-- start of DATASET RECORDS --
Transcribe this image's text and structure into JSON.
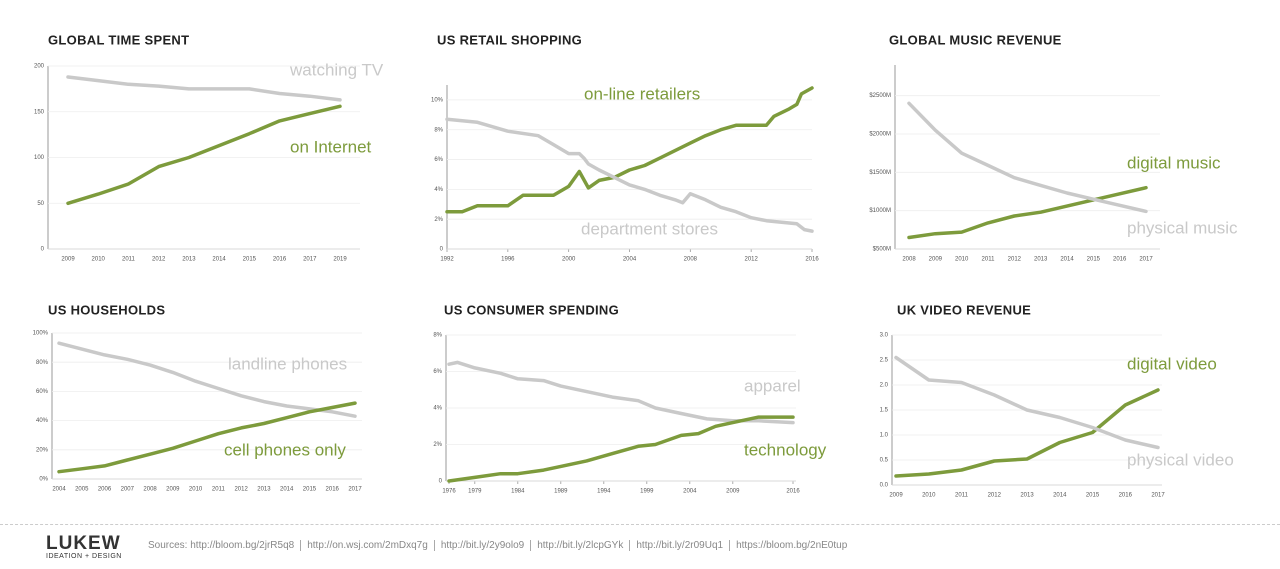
{
  "chart_data": [
    {
      "type": "line",
      "title": "GLOBAL TIME SPENT",
      "categories": [
        "2009",
        "2010",
        "2011",
        "2012",
        "2013",
        "2014",
        "2015",
        "2016",
        "2017",
        "2019"
      ],
      "series": [
        {
          "name": "watching TV",
          "color": "#c9c9c9",
          "values": [
            188,
            184,
            180,
            178,
            175,
            175,
            175,
            170,
            167,
            163
          ]
        },
        {
          "name": "on Internet",
          "color": "#7d9b3c",
          "values": [
            50,
            60,
            71,
            90,
            100,
            113,
            126,
            140,
            148,
            156
          ]
        }
      ],
      "ylim": [
        0,
        200
      ],
      "yticks": [
        0,
        50,
        100,
        150,
        200
      ]
    },
    {
      "type": "line",
      "title": "US RETAIL SHOPPING",
      "xlim": [
        1992,
        2016
      ],
      "xticks": [
        1992,
        1996,
        2000,
        2004,
        2008,
        2012,
        2016
      ],
      "series": [
        {
          "name": "on-line retailers",
          "color": "#7d9b3c",
          "x": [
            1992,
            1993,
            1994,
            1995,
            1996,
            1997,
            1998,
            1999,
            2000,
            2000.7,
            2001.3,
            2002,
            2003,
            2004,
            2005,
            2006,
            2007,
            2008,
            2009,
            2010,
            2011,
            2012,
            2013,
            2013.5,
            2014.5,
            2015,
            2015.3,
            2016
          ],
          "values": [
            2.5,
            2.5,
            2.9,
            2.9,
            2.9,
            3.6,
            3.6,
            3.6,
            4.2,
            5.2,
            4.1,
            4.6,
            4.8,
            5.3,
            5.6,
            6.1,
            6.6,
            7.1,
            7.6,
            8.0,
            8.3,
            8.3,
            8.3,
            8.9,
            9.4,
            9.7,
            10.4,
            10.8
          ]
        },
        {
          "name": "department stores",
          "color": "#c9c9c9",
          "x": [
            1992,
            1994,
            1996,
            1998,
            1999,
            2000,
            2000.7,
            2001,
            2001.3,
            2002,
            2003,
            2004,
            2005,
            2006,
            2007,
            2007.5,
            2008,
            2009,
            2010,
            2011,
            2012,
            2013,
            2014,
            2015,
            2015.5,
            2016
          ],
          "values": [
            8.7,
            8.5,
            7.9,
            7.6,
            7.0,
            6.4,
            6.4,
            6.1,
            5.7,
            5.3,
            4.8,
            4.3,
            4.0,
            3.6,
            3.3,
            3.1,
            3.7,
            3.3,
            2.8,
            2.5,
            2.1,
            1.9,
            1.8,
            1.7,
            1.3,
            1.2
          ]
        }
      ],
      "ylim": [
        0,
        11
      ],
      "yticks": [
        0,
        {
          "value": 2,
          "label": "2%"
        },
        {
          "value": 4,
          "label": "4%"
        },
        {
          "value": 6,
          "label": "6%"
        },
        {
          "value": 8,
          "label": "8%"
        },
        {
          "value": 10,
          "label": "10%"
        }
      ]
    },
    {
      "type": "line",
      "title": "GLOBAL MUSIC REVENUE",
      "categories": [
        "2008",
        "2009",
        "2010",
        "2011",
        "2012",
        "2013",
        "2014",
        "2015",
        "2016",
        "2017"
      ],
      "series": [
        {
          "name": "digital music",
          "color": "#7d9b3c",
          "values": [
            650,
            700,
            720,
            840,
            930,
            980,
            1060,
            1140,
            1220,
            1300
          ]
        },
        {
          "name": "physical music",
          "color": "#c9c9c9",
          "values": [
            2400,
            2050,
            1750,
            1590,
            1430,
            1330,
            1230,
            1150,
            1070,
            990
          ]
        }
      ],
      "ylim": [
        500,
        2900
      ],
      "yticks": [
        {
          "value": 500,
          "label": "$500M"
        },
        {
          "value": 1000,
          "label": "$1000M"
        },
        {
          "value": 1500,
          "label": "$1500M"
        },
        {
          "value": 2000,
          "label": "$2000M"
        },
        {
          "value": 2500,
          "label": "$2500M"
        }
      ]
    },
    {
      "type": "line",
      "title": "US HOUSEHOLDS",
      "categories": [
        "2004",
        "2005",
        "2006",
        "2007",
        "2008",
        "2009",
        "2010",
        "2011",
        "2012",
        "2013",
        "2014",
        "2015",
        "2016",
        "2017"
      ],
      "series": [
        {
          "name": "landline phones",
          "color": "#c9c9c9",
          "values": [
            93,
            89,
            85,
            82,
            78,
            73,
            67,
            62,
            57,
            53,
            50,
            48,
            46,
            43
          ]
        },
        {
          "name": "cell phones only",
          "color": "#7d9b3c",
          "values": [
            5,
            7,
            9,
            13,
            17,
            21,
            26,
            31,
            35,
            38,
            42,
            46,
            49,
            52
          ]
        }
      ],
      "ylim": [
        0,
        100
      ],
      "yticks": [
        {
          "value": 0,
          "label": "0%"
        },
        {
          "value": 20,
          "label": "20%"
        },
        {
          "value": 40,
          "label": "40%"
        },
        {
          "value": 60,
          "label": "60%"
        },
        {
          "value": 80,
          "label": "80%"
        },
        {
          "value": 100,
          "label": "100%"
        }
      ]
    },
    {
      "type": "line",
      "title": "US CONSUMER SPENDING",
      "xlim": [
        1976,
        2016
      ],
      "xticks": [
        1976,
        1979,
        1984,
        1989,
        1994,
        1999,
        2004,
        2009,
        2016
      ],
      "series": [
        {
          "name": "apparel",
          "color": "#c9c9c9",
          "x": [
            1976,
            1977,
            1979,
            1982,
            1984,
            1987,
            1989,
            1992,
            1995,
            1998,
            2000,
            2003,
            2006,
            2009,
            2012,
            2016
          ],
          "values": [
            6.4,
            6.5,
            6.2,
            5.9,
            5.6,
            5.5,
            5.2,
            4.9,
            4.6,
            4.4,
            4.0,
            3.7,
            3.4,
            3.3,
            3.3,
            3.2
          ]
        },
        {
          "name": "technology",
          "color": "#7d9b3c",
          "x": [
            1976,
            1979,
            1982,
            1984,
            1987,
            1989,
            1992,
            1995,
            1998,
            2000,
            2003,
            2005,
            2007,
            2009,
            2012,
            2016
          ],
          "values": [
            0,
            0.2,
            0.4,
            0.4,
            0.6,
            0.8,
            1.1,
            1.5,
            1.9,
            2.0,
            2.5,
            2.6,
            3.0,
            3.2,
            3.5,
            3.5
          ]
        }
      ],
      "ylim": [
        0,
        8
      ],
      "yticks": [
        0,
        {
          "value": 2,
          "label": "2%"
        },
        {
          "value": 4,
          "label": "4%"
        },
        {
          "value": 6,
          "label": "6%"
        },
        {
          "value": 8,
          "label": "8%"
        }
      ]
    },
    {
      "type": "line",
      "title": "UK VIDEO REVENUE",
      "categories": [
        "2009",
        "2010",
        "2011",
        "2012",
        "2013",
        "2014",
        "2015",
        "2016",
        "2017"
      ],
      "series": [
        {
          "name": "digital video",
          "color": "#7d9b3c",
          "values": [
            0.18,
            0.22,
            0.3,
            0.48,
            0.52,
            0.85,
            1.05,
            1.6,
            1.9
          ]
        },
        {
          "name": "physical video",
          "color": "#c9c9c9",
          "values": [
            2.55,
            2.1,
            2.05,
            1.8,
            1.5,
            1.35,
            1.15,
            0.9,
            0.75
          ]
        }
      ],
      "ylim": [
        0,
        3.0
      ],
      "yticks": [
        {
          "value": 0,
          "label": "0.0"
        },
        0.5,
        {
          "value": 1,
          "label": "1.0"
        },
        1.5,
        {
          "value": 2,
          "label": "2.0"
        },
        2.5,
        {
          "value": 3,
          "label": "3.0"
        }
      ]
    }
  ],
  "footer": {
    "logo": "LUKEW",
    "tagline": "IDEATION + DESIGN",
    "sources_label": "Sources:",
    "sources": [
      "http://bloom.bg/2jrR5q8",
      "http://on.wsj.com/2mDxq7g",
      "http://bit.ly/2y9olo9",
      "http://bit.ly/2lcpGYk",
      "http://bit.ly/2r09Uq1",
      "https://bloom.bg/2nE0tup"
    ]
  }
}
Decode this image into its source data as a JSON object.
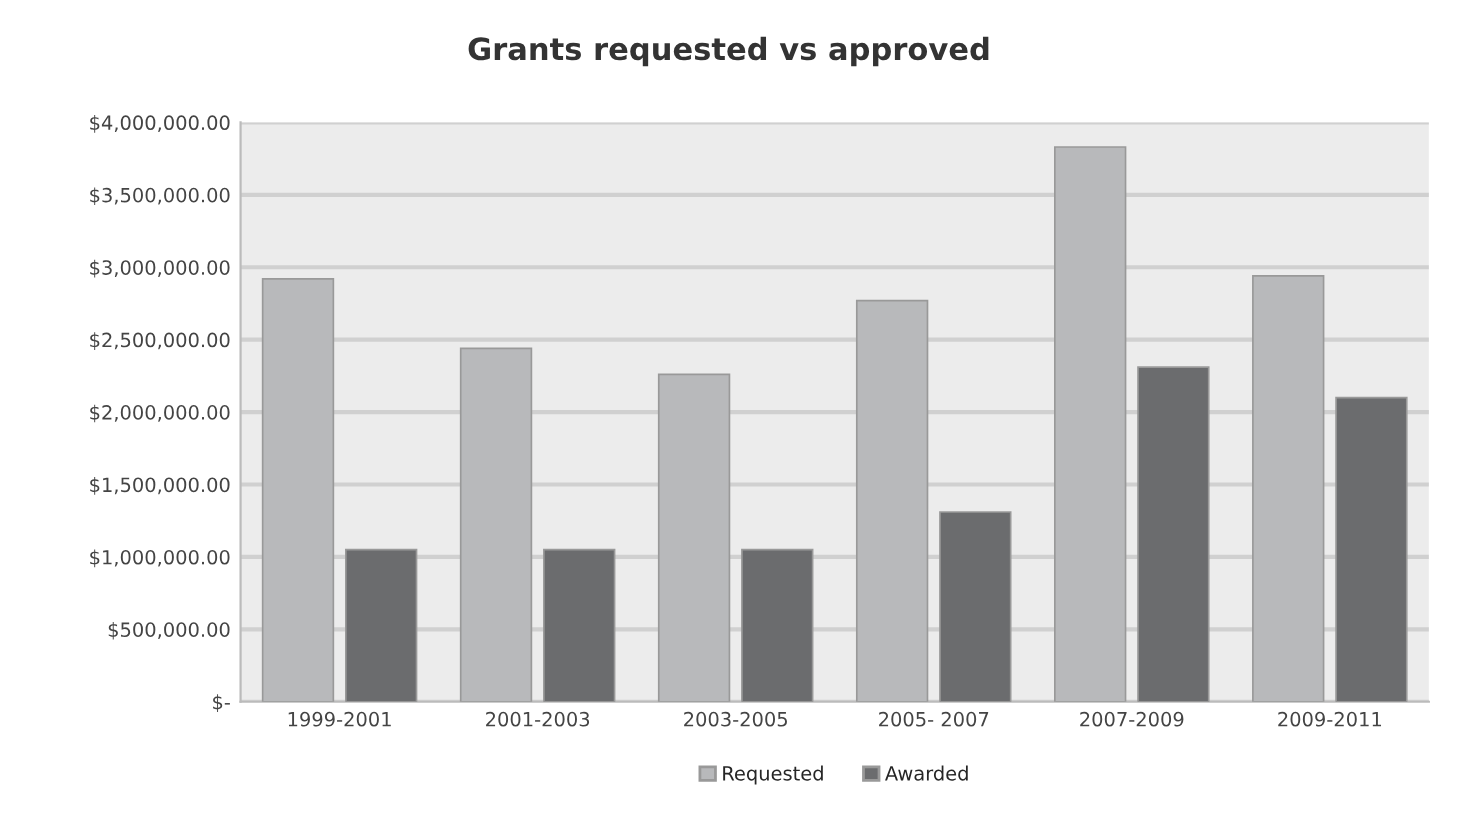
-- end of DATASET RECORDS --
— THE EXERCISE —
Copy out each line of the data where the string "this" appears.

— COMPLETE ANSWER —
Transcribe this image's text and structure into JSON.
Decode this image into its source data as a JSON object.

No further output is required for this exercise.